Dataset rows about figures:

+ + +

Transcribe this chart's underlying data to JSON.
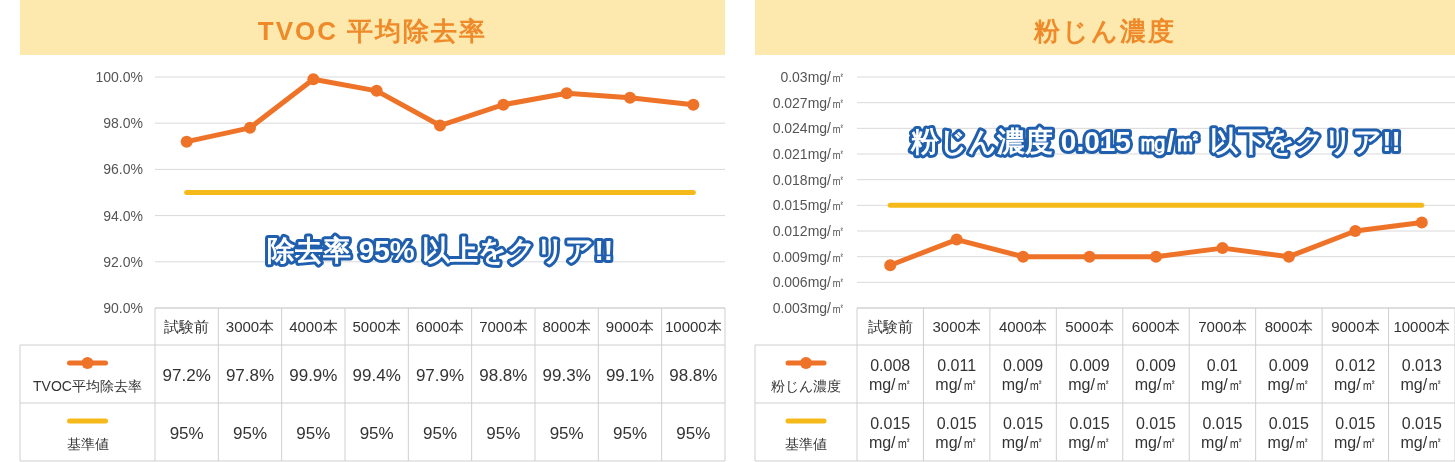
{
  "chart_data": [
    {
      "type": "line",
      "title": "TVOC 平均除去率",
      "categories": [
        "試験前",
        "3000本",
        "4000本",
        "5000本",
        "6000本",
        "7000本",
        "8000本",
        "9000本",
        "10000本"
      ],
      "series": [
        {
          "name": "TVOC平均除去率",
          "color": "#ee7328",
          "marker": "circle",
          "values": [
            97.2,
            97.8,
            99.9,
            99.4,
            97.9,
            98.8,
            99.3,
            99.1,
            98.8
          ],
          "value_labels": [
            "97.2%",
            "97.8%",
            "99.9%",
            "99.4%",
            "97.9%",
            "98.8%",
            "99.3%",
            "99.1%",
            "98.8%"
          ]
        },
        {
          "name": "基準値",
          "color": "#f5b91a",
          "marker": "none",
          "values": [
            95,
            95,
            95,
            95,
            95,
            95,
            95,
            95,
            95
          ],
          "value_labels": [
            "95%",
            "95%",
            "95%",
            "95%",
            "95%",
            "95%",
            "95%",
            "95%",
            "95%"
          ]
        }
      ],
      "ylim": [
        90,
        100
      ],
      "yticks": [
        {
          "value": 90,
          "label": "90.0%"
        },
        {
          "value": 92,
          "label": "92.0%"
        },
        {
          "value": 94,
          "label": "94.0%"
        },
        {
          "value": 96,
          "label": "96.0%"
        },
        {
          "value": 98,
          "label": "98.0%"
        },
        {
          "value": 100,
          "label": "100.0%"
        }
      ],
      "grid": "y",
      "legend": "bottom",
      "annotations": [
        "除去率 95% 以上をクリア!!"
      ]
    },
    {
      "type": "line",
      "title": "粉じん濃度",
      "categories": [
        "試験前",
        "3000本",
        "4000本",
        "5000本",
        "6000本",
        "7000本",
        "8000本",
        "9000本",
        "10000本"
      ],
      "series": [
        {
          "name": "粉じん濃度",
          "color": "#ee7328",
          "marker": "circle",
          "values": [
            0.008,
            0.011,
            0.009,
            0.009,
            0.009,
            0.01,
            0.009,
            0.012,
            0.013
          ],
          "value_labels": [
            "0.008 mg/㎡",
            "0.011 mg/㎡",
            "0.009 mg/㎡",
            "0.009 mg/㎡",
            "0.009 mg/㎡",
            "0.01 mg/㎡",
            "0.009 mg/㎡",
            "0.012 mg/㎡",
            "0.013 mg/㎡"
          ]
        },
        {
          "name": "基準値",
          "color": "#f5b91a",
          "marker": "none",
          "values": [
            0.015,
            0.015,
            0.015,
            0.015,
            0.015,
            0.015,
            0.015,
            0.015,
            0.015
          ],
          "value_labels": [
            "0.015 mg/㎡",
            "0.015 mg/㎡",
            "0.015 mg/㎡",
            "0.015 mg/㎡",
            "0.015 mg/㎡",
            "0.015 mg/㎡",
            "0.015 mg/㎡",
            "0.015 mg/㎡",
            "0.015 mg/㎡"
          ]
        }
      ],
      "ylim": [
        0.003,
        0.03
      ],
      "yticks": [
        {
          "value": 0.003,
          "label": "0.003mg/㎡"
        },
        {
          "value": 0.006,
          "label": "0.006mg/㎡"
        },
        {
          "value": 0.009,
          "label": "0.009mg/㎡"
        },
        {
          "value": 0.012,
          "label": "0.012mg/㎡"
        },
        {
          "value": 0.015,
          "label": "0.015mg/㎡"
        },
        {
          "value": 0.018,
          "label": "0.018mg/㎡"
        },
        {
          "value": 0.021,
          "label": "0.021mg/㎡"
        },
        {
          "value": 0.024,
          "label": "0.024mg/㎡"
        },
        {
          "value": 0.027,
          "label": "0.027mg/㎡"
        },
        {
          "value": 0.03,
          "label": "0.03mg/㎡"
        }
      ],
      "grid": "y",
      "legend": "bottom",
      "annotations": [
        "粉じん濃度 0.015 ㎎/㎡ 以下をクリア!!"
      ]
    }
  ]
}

+ + +

▶ _Written problem_
Restate every record exactly, please; do not copy the pictures.

▶ _Result for this task_
Transcribe this chart's underlying data to JSON.
{
  "chart_data": [
    {
      "type": "line",
      "title": "TVOC 平均除去率",
      "categories": [
        "試験前",
        "3000本",
        "4000本",
        "5000本",
        "6000本",
        "7000本",
        "8000本",
        "9000本",
        "10000本"
      ],
      "series": [
        {
          "name": "TVOC平均除去率",
          "color": "#ee7328",
          "marker": "circle",
          "values": [
            97.2,
            97.8,
            99.9,
            99.4,
            97.9,
            98.8,
            99.3,
            99.1,
            98.8
          ],
          "value_labels": [
            "97.2%",
            "97.8%",
            "99.9%",
            "99.4%",
            "97.9%",
            "98.8%",
            "99.3%",
            "99.1%",
            "98.8%"
          ]
        },
        {
          "name": "基準値",
          "color": "#f5b91a",
          "marker": "none",
          "values": [
            95,
            95,
            95,
            95,
            95,
            95,
            95,
            95,
            95
          ],
          "value_labels": [
            "95%",
            "95%",
            "95%",
            "95%",
            "95%",
            "95%",
            "95%",
            "95%",
            "95%"
          ]
        }
      ],
      "ylim": [
        90,
        100
      ],
      "yticks": [
        {
          "value": 90,
          "label": "90.0%"
        },
        {
          "value": 92,
          "label": "92.0%"
        },
        {
          "value": 94,
          "label": "94.0%"
        },
        {
          "value": 96,
          "label": "96.0%"
        },
        {
          "value": 98,
          "label": "98.0%"
        },
        {
          "value": 100,
          "label": "100.0%"
        }
      ],
      "grid": "y",
      "legend": "bottom",
      "annotations": [
        "除去率 95% 以上をクリア!!"
      ]
    },
    {
      "type": "line",
      "title": "粉じん濃度",
      "categories": [
        "試験前",
        "3000本",
        "4000本",
        "5000本",
        "6000本",
        "7000本",
        "8000本",
        "9000本",
        "10000本"
      ],
      "series": [
        {
          "name": "粉じん濃度",
          "color": "#ee7328",
          "marker": "circle",
          "values": [
            0.008,
            0.011,
            0.009,
            0.009,
            0.009,
            0.01,
            0.009,
            0.012,
            0.013
          ],
          "value_labels": [
            "0.008 mg/㎡",
            "0.011 mg/㎡",
            "0.009 mg/㎡",
            "0.009 mg/㎡",
            "0.009 mg/㎡",
            "0.01 mg/㎡",
            "0.009 mg/㎡",
            "0.012 mg/㎡",
            "0.013 mg/㎡"
          ]
        },
        {
          "name": "基準値",
          "color": "#f5b91a",
          "marker": "none",
          "values": [
            0.015,
            0.015,
            0.015,
            0.015,
            0.015,
            0.015,
            0.015,
            0.015,
            0.015
          ],
          "value_labels": [
            "0.015 mg/㎡",
            "0.015 mg/㎡",
            "0.015 mg/㎡",
            "0.015 mg/㎡",
            "0.015 mg/㎡",
            "0.015 mg/㎡",
            "0.015 mg/㎡",
            "0.015 mg/㎡",
            "0.015 mg/㎡"
          ]
        }
      ],
      "ylim": [
        0.003,
        0.03
      ],
      "yticks": [
        {
          "value": 0.003,
          "label": "0.003mg/㎡"
        },
        {
          "value": 0.006,
          "label": "0.006mg/㎡"
        },
        {
          "value": 0.009,
          "label": "0.009mg/㎡"
        },
        {
          "value": 0.012,
          "label": "0.012mg/㎡"
        },
        {
          "value": 0.015,
          "label": "0.015mg/㎡"
        },
        {
          "value": 0.018,
          "label": "0.018mg/㎡"
        },
        {
          "value": 0.021,
          "label": "0.021mg/㎡"
        },
        {
          "value": 0.024,
          "label": "0.024mg/㎡"
        },
        {
          "value": 0.027,
          "label": "0.027mg/㎡"
        },
        {
          "value": 0.03,
          "label": "0.03mg/㎡"
        }
      ],
      "grid": "y",
      "legend": "bottom",
      "annotations": [
        "粉じん濃度 0.015 ㎎/㎡ 以下をクリア!!"
      ]
    }
  ]
}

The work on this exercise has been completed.